* [Your instructions]:
Count the lines in the records below that contain the word "dvere", and reply with only that number.

◆ ◆ ◆

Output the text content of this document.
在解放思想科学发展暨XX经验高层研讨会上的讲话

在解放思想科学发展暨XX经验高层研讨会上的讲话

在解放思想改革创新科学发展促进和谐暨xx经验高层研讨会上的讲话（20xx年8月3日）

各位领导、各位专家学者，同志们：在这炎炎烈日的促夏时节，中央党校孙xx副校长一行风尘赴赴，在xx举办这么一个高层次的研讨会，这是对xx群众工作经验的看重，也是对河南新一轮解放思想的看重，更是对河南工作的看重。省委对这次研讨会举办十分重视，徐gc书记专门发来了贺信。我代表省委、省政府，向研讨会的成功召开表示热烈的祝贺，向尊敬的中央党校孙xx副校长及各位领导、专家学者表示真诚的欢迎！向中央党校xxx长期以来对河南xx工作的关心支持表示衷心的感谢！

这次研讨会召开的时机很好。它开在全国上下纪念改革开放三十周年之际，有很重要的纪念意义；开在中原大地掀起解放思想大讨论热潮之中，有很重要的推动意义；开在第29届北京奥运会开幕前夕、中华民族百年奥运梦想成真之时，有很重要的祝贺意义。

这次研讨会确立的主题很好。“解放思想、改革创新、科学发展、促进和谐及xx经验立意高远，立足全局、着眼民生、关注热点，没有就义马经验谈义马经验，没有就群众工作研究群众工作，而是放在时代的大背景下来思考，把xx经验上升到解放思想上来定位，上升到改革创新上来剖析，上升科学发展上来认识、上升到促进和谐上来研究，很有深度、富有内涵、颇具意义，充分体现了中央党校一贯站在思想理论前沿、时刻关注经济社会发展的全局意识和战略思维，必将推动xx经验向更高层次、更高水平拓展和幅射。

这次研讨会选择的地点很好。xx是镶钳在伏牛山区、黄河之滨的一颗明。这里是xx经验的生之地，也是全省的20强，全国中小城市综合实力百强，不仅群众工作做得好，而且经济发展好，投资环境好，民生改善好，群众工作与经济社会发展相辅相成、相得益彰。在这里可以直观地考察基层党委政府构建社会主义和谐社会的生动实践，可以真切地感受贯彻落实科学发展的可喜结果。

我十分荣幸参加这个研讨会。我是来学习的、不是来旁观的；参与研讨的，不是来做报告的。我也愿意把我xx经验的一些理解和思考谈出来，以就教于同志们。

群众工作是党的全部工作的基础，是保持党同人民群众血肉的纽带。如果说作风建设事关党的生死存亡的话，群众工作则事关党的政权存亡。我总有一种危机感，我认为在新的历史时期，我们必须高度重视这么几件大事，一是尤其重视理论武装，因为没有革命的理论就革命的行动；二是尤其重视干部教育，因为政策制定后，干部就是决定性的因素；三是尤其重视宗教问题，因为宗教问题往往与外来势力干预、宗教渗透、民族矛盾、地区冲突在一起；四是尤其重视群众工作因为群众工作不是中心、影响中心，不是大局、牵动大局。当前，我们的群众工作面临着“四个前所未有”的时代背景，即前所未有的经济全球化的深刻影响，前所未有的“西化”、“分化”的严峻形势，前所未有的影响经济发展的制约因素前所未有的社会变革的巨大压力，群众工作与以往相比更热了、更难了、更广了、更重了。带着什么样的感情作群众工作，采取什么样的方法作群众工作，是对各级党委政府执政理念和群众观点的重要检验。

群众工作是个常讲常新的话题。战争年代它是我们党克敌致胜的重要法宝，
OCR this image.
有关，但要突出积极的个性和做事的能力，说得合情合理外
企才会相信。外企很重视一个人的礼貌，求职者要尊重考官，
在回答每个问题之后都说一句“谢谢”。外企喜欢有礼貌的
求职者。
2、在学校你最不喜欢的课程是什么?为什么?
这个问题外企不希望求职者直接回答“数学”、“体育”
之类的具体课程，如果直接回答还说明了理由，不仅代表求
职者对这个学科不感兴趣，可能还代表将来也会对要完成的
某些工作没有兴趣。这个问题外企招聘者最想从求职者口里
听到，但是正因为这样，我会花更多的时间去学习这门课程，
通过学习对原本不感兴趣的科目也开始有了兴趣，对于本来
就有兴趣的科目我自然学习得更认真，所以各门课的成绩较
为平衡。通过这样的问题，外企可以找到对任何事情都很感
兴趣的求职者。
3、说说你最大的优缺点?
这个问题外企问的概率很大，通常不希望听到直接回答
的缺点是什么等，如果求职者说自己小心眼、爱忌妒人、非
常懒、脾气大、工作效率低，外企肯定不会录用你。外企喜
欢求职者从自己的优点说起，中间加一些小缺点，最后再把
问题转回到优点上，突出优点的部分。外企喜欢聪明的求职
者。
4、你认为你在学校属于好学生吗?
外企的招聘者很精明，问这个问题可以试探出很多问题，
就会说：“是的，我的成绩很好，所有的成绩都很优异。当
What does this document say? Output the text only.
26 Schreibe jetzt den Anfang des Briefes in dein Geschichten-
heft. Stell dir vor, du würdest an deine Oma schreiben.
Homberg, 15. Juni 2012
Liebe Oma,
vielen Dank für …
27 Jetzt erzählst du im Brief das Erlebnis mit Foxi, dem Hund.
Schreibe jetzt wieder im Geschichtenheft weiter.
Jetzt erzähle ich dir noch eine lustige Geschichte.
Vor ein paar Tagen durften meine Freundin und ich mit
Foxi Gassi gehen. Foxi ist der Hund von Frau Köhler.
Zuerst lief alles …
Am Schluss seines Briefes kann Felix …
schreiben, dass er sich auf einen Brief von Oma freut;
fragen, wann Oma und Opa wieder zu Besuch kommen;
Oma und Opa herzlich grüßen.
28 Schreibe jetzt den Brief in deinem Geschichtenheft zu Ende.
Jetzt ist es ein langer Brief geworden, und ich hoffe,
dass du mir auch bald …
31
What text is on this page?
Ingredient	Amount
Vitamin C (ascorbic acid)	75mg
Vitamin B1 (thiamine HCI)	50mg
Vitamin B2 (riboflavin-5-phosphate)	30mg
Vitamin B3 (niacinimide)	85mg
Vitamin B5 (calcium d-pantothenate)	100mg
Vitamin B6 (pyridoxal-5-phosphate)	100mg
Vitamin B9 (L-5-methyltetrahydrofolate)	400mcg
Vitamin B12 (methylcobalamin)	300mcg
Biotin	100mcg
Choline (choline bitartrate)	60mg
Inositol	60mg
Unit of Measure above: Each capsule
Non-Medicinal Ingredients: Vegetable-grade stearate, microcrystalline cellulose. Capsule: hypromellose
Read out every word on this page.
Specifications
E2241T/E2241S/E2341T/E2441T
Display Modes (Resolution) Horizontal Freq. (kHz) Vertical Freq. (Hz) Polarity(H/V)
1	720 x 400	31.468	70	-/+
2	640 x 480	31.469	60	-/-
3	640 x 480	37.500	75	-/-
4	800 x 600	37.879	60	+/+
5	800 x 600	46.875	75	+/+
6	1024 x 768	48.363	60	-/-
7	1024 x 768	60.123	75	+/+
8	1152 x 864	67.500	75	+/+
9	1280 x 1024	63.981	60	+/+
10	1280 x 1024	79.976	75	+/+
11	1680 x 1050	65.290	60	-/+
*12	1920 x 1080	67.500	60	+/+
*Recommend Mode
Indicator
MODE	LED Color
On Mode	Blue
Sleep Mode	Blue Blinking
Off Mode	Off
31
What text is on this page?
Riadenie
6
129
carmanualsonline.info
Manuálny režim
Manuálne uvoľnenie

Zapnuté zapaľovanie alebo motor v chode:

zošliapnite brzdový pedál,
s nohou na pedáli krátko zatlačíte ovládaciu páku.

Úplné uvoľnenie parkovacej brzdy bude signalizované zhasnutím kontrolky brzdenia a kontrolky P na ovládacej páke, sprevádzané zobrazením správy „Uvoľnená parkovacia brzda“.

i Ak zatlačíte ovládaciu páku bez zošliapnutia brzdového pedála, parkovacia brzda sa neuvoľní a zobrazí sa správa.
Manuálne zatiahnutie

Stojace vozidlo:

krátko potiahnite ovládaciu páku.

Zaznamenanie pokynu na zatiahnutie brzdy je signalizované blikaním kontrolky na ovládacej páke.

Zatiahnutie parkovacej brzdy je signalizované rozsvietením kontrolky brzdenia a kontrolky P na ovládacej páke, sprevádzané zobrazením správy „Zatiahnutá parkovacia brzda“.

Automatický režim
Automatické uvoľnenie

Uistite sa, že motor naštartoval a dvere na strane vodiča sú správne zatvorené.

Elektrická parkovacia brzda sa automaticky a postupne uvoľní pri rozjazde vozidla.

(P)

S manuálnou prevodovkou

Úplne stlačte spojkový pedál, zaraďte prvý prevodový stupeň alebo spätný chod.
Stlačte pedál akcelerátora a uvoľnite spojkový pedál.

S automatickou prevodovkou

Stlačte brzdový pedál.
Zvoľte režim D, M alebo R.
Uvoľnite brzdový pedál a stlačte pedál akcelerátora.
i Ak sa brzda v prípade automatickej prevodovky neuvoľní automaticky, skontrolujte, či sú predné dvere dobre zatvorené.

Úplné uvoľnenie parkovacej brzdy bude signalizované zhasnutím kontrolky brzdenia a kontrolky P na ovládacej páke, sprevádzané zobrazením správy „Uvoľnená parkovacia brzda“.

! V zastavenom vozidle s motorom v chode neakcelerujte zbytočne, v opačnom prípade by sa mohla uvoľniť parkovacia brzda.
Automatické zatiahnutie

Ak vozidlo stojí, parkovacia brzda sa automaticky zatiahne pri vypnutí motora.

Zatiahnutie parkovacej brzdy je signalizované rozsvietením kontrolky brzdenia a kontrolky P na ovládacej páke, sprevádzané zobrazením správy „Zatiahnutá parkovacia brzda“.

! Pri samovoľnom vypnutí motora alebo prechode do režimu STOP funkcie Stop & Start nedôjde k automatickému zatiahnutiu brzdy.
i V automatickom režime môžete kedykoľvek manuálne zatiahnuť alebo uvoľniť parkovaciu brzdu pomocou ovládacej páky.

◆ ◆ ◆

* [Complete answer]:
2